Print the complete set of entries exactly.

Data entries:
====

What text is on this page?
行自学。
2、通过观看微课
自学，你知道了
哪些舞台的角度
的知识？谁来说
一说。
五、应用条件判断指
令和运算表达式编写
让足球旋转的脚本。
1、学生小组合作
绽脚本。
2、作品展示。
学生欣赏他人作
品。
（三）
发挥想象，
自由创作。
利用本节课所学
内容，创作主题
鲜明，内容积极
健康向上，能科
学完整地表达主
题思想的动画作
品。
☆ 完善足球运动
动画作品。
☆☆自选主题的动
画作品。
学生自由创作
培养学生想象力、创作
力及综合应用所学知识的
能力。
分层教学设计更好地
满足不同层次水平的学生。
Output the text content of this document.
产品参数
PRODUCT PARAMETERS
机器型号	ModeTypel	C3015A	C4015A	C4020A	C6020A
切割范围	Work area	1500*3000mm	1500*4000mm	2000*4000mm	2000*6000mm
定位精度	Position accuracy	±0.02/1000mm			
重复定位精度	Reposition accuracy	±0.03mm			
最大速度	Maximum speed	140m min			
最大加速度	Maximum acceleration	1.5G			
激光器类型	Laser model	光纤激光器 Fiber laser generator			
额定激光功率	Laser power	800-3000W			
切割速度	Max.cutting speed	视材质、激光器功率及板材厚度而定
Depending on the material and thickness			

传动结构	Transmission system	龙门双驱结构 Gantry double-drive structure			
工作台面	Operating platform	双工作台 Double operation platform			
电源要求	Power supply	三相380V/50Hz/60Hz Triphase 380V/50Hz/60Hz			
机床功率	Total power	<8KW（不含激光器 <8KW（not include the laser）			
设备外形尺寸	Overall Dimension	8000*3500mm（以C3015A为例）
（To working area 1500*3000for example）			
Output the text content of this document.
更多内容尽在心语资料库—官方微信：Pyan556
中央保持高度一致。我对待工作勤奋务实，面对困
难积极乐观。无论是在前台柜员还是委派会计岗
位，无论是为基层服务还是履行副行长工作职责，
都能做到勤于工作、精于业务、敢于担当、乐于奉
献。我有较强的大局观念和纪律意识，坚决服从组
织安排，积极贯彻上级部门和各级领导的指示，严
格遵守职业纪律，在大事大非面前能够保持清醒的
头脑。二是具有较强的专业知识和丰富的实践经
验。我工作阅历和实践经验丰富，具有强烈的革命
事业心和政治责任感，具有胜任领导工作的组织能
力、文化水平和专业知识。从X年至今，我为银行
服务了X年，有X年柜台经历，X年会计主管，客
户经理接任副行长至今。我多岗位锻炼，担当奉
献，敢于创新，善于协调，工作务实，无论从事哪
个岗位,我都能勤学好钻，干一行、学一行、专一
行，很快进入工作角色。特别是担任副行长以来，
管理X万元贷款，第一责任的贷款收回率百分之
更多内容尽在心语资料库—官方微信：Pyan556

====

COMPLETE OUTPUT.
What text is on this page?
行自学。
2、通过观看微课
自学，你知道了
哪些舞台的角度
的知识？谁来说
一说。
五、应用条件判断指
令和运算表达式编写
让足球旋转的脚本。
1、学生小组合作
绽脚本。
2、作品展示。
学生欣赏他人作
品。
（三）
发挥想象，
自由创作。
利用本节课所学
内容，创作主题
鲜明，内容积极
健康向上，能科
学完整地表达主
题思想的动画作
品。
☆ 完善足球运动
动画作品。
☆☆自选主题的动
画作品。
学生自由创作
培养学生想象力、创作
力及综合应用所学知识的
能力。
分层教学设计更好地
满足不同层次水平的学生。
Output the text content of this document.
产品参数
PRODUCT PARAMETERS
机器型号	ModeTypel	C3015A	C4015A	C4020A	C6020A
切割范围	Work area	1500*3000mm	1500*4000mm	2000*4000mm	2000*6000mm
定位精度	Position accuracy	±0.02/1000mm			
重复定位精度	Reposition accuracy	±0.03mm			
最大速度	Maximum speed	140m min			
最大加速度	Maximum acceleration	1.5G			
激光器类型	Laser model	光纤激光器 Fiber laser generator			
额定激光功率	Laser power	800-3000W			
切割速度	Max.cutting speed	视材质、激光器功率及板材厚度而定
Depending on the material and thickness			

传动结构	Transmission system	龙门双驱结构 Gantry double-drive structure			
工作台面	Operating platform	双工作台 Double operation platform			
电源要求	Power supply	三相380V/50Hz/60Hz Triphase 380V/50Hz/60Hz			
机床功率	Total power	<8KW（不含激光器 <8KW（not include the laser）			
设备外形尺寸	Overall Dimension	8000*3500mm（以C3015A为例）
（To working area 1500*3000for example）			
Output the text content of this document.
更多内容尽在心语资料库—官方微信：Pyan556
中央保持高度一致。我对待工作勤奋务实，面对困
难积极乐观。无论是在前台柜员还是委派会计岗
位，无论是为基层服务还是履行副行长工作职责，
都能做到勤于工作、精于业务、敢于担当、乐于奉
献。我有较强的大局观念和纪律意识，坚决服从组
织安排，积极贯彻上级部门和各级领导的指示，严
格遵守职业纪律，在大事大非面前能够保持清醒的
头脑。二是具有较强的专业知识和丰富的实践经
验。我工作阅历和实践经验丰富，具有强烈的革命
事业心和政治责任感，具有胜任领导工作的组织能
力、文化水平和专业知识。从X年至今，我为银行
服务了X年，有X年柜台经历，X年会计主管，客
户经理接任副行长至今。我多岗位锻炼，担当奉
献，敢于创新，善于协调，工作务实，无论从事哪
个岗位,我都能勤学好钻，干一行、学一行、专一
行，很快进入工作角色。特别是担任副行长以来，
管理X万元贷款，第一责任的贷款收回率百分之
更多内容尽在心语资料库—官方微信：Pyan556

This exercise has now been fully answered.